-- BEGIN Provided records --

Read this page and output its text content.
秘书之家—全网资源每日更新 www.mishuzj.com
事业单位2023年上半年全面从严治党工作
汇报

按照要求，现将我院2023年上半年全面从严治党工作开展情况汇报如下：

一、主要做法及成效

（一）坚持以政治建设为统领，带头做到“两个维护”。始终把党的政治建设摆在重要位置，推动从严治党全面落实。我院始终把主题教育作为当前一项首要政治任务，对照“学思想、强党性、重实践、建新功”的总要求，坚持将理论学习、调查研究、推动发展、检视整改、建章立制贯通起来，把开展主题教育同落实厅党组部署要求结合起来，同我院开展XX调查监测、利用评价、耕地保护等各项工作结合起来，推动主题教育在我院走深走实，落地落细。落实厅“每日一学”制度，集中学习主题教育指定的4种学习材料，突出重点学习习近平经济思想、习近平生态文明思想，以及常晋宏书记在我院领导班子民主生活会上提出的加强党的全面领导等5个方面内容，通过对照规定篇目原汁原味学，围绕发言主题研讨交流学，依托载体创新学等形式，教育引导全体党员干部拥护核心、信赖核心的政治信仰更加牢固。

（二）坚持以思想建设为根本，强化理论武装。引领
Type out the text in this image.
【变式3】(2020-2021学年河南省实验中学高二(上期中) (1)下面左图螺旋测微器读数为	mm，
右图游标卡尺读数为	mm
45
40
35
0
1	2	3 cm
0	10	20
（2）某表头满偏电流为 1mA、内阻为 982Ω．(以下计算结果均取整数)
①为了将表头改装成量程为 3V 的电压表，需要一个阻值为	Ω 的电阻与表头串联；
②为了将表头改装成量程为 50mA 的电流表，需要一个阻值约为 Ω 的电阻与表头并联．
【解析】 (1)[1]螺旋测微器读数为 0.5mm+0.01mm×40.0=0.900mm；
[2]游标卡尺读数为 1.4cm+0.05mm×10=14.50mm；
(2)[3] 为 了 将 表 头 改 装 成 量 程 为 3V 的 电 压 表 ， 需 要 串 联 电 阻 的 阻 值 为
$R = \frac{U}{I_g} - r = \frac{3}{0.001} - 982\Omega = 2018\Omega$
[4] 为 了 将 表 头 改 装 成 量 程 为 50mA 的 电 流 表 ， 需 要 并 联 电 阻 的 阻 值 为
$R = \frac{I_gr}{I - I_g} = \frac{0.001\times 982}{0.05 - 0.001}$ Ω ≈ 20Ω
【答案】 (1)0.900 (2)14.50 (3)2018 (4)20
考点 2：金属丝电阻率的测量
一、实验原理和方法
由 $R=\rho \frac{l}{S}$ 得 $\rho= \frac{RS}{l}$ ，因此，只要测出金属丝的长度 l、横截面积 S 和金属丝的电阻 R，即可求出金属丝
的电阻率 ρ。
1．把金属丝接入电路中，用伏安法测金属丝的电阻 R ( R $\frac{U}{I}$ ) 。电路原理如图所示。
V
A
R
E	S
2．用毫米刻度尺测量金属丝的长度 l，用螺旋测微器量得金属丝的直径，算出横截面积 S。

-- END Provided records --

Given request: Copy every record exactly as presented.

Exercise output:
Read this page and output its text content.
秘书之家—全网资源每日更新 www.mishuzj.com
事业单位2023年上半年全面从严治党工作
汇报

按照要求，现将我院2023年上半年全面从严治党工作开展情况汇报如下：

一、主要做法及成效

（一）坚持以政治建设为统领，带头做到“两个维护”。始终把党的政治建设摆在重要位置，推动从严治党全面落实。我院始终把主题教育作为当前一项首要政治任务，对照“学思想、强党性、重实践、建新功”的总要求，坚持将理论学习、调查研究、推动发展、检视整改、建章立制贯通起来，把开展主题教育同落实厅党组部署要求结合起来，同我院开展XX调查监测、利用评价、耕地保护等各项工作结合起来，推动主题教育在我院走深走实，落地落细。落实厅“每日一学”制度，集中学习主题教育指定的4种学习材料，突出重点学习习近平经济思想、习近平生态文明思想，以及常晋宏书记在我院领导班子民主生活会上提出的加强党的全面领导等5个方面内容，通过对照规定篇目原汁原味学，围绕发言主题研讨交流学，依托载体创新学等形式，教育引导全体党员干部拥护核心、信赖核心的政治信仰更加牢固。

（二）坚持以思想建设为根本，强化理论武装。引领
Type out the text in this image.
【变式3】(2020-2021学年河南省实验中学高二(上期中) (1)下面左图螺旋测微器读数为	mm，
右图游标卡尺读数为	mm
45
40
35
0
1	2	3 cm
0	10	20
（2）某表头满偏电流为 1mA、内阻为 982Ω．(以下计算结果均取整数)
①为了将表头改装成量程为 3V 的电压表，需要一个阻值为	Ω 的电阻与表头串联；
②为了将表头改装成量程为 50mA 的电流表，需要一个阻值约为 Ω 的电阻与表头并联．
【解析】 (1)[1]螺旋测微器读数为 0.5mm+0.01mm×40.0=0.900mm；
[2]游标卡尺读数为 1.4cm+0.05mm×10=14.50mm；
(2)[3] 为 了 将 表 头 改 装 成 量 程 为 3V 的 电 压 表 ， 需 要 串 联 电 阻 的 阻 值 为
$R = \frac{U}{I_g} - r = \frac{3}{0.001} - 982\Omega = 2018\Omega$
[4] 为 了 将 表 头 改 装 成 量 程 为 50mA 的 电 流 表 ， 需 要 并 联 电 阻 的 阻 值 为
$R = \frac{I_gr}{I - I_g} = \frac{0.001\times 982}{0.05 - 0.001}$ Ω ≈ 20Ω
【答案】 (1)0.900 (2)14.50 (3)2018 (4)20
考点 2：金属丝电阻率的测量
一、实验原理和方法
由 $R=\rho \frac{l}{S}$ 得 $\rho= \frac{RS}{l}$ ，因此，只要测出金属丝的长度 l、横截面积 S 和金属丝的电阻 R，即可求出金属丝
的电阻率 ρ。
1．把金属丝接入电路中，用伏安法测金属丝的电阻 R ( R $\frac{U}{I}$ ) 。电路原理如图所示。
V
A
R
E	S
2．用毫米刻度尺测量金属丝的长度 l，用螺旋测微器量得金属丝的直径，算出横截面积 S。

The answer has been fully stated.